» **Provided passage**
On 2024-12-18 16:44:27 [+0100], To Steffen Klassert wrote:
> time (your current get_cpu() -> put_cpu() span) you could do something
> like

While at, may I promote rcuref? This would get rid of your cmpxchg()
loop that you have otherwise in refcount_inc_not_zero(). In case you
have performance test:

diff --git a/include/net/xfrm.h b/include/net/xfrm.h
index 32c09e85a64ce..eb152ebc0832c 100644
--- a/include/net/xfrm.h
+++ b/include/net/xfrm.h
@@ -14,7 +14,7 @@
 #include <linux/mutex.h>
 #include <linux/audit.h>
 #include <linux/slab.h>
-#include <linux/refcount.h>
+#include <linux/rcuref.h>
 #include <linux/sockptr.h>
 
 #include <net/sock.h>
@@ -188,7 +188,7 @@ struct xfrm_state {
 	struct hlist_node	state_cache;
 	struct hlist_node	state_cache_input;
 
-	refcount_t		refcnt;
+	rcuref_t		ref;
 	spinlock_t		lock;
 
 	u32			pcpu_num;
@@ -857,24 +857,24 @@ void __xfrm_state_destroy(struct xfrm_state *, bool);
 
 static inline void __xfrm_state_put(struct xfrm_state *x)
 {
-	refcount_dec(&x->refcnt);
+	WARN_ON(rcuref_put(&x->ref));
 }
 
 static inline void xfrm_state_put(struct xfrm_state *x)
 {
-	if (refcount_dec_and_test(&x->refcnt))
+	if (rcuref_put(&x->ref))
 		__xfrm_state_destroy(x, false);
 }
 
 static inline void xfrm_state_put_sync(struct xfrm_state *x)
 {
-	if (refcount_dec_and_test(&x->refcnt))
+	if (rcuref_put(&x->ref))
 		__xfrm_state_destroy(x, true);
 }
 
 static inline void xfrm_state_hold(struct xfrm_state *x)

» **Dataset records**
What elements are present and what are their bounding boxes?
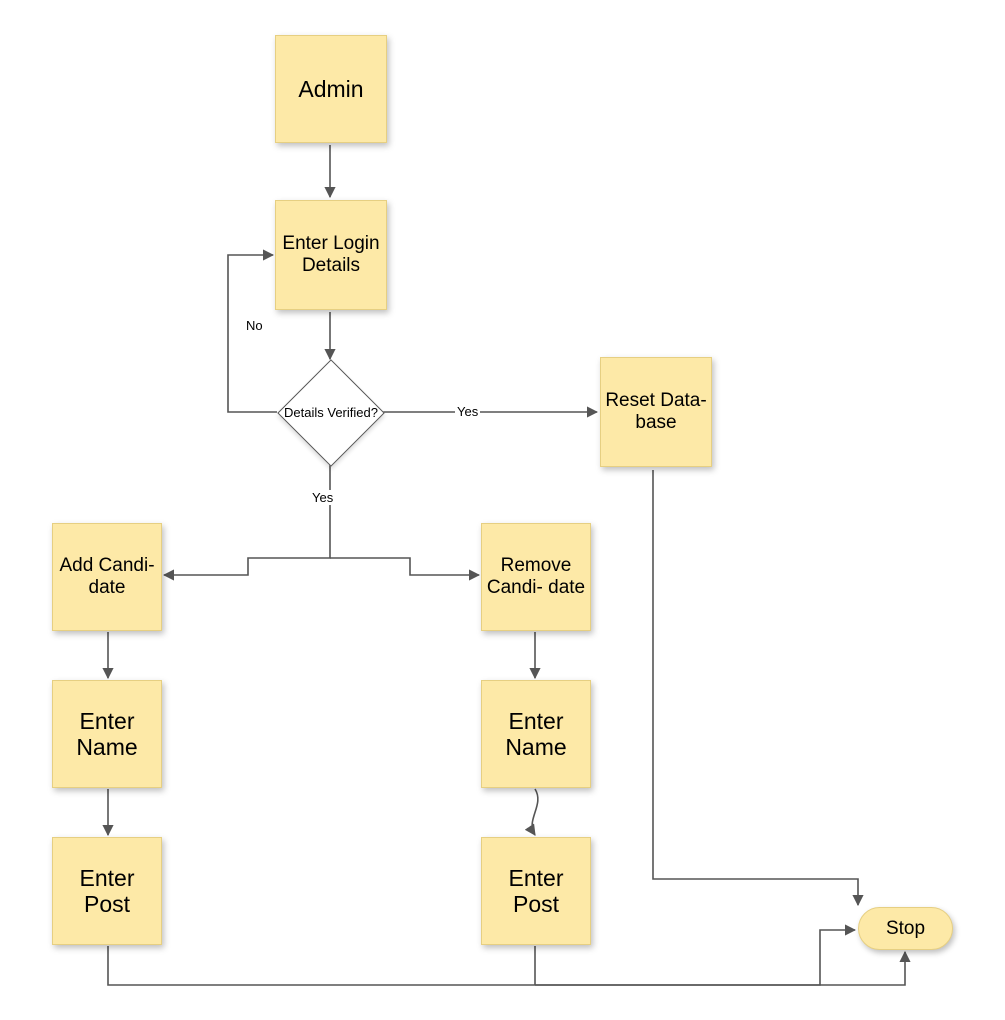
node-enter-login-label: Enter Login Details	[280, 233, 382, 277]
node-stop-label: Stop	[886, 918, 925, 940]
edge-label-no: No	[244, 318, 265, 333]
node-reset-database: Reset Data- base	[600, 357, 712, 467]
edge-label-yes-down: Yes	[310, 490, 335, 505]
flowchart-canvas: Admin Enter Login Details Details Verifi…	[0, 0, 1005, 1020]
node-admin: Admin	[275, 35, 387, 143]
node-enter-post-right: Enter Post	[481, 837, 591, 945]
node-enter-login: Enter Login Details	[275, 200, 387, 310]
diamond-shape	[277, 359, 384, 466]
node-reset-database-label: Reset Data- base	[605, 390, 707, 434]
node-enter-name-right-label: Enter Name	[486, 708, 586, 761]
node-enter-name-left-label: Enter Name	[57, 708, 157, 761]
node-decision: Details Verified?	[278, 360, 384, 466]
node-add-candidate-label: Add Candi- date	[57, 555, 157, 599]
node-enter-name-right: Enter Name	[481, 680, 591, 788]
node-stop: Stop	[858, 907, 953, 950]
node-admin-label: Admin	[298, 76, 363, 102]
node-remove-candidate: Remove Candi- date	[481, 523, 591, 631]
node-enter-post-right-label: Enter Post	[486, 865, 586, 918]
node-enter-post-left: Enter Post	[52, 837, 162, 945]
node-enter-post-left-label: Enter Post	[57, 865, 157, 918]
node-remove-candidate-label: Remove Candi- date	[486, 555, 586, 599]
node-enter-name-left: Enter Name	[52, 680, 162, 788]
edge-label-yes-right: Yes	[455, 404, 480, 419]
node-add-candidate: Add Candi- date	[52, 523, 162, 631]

» **What to produce**
According to the patch message, what would switching to rcuref get rid of?

» **Full answer**
The cmpxchg() loop in refcount_inc_not_zero().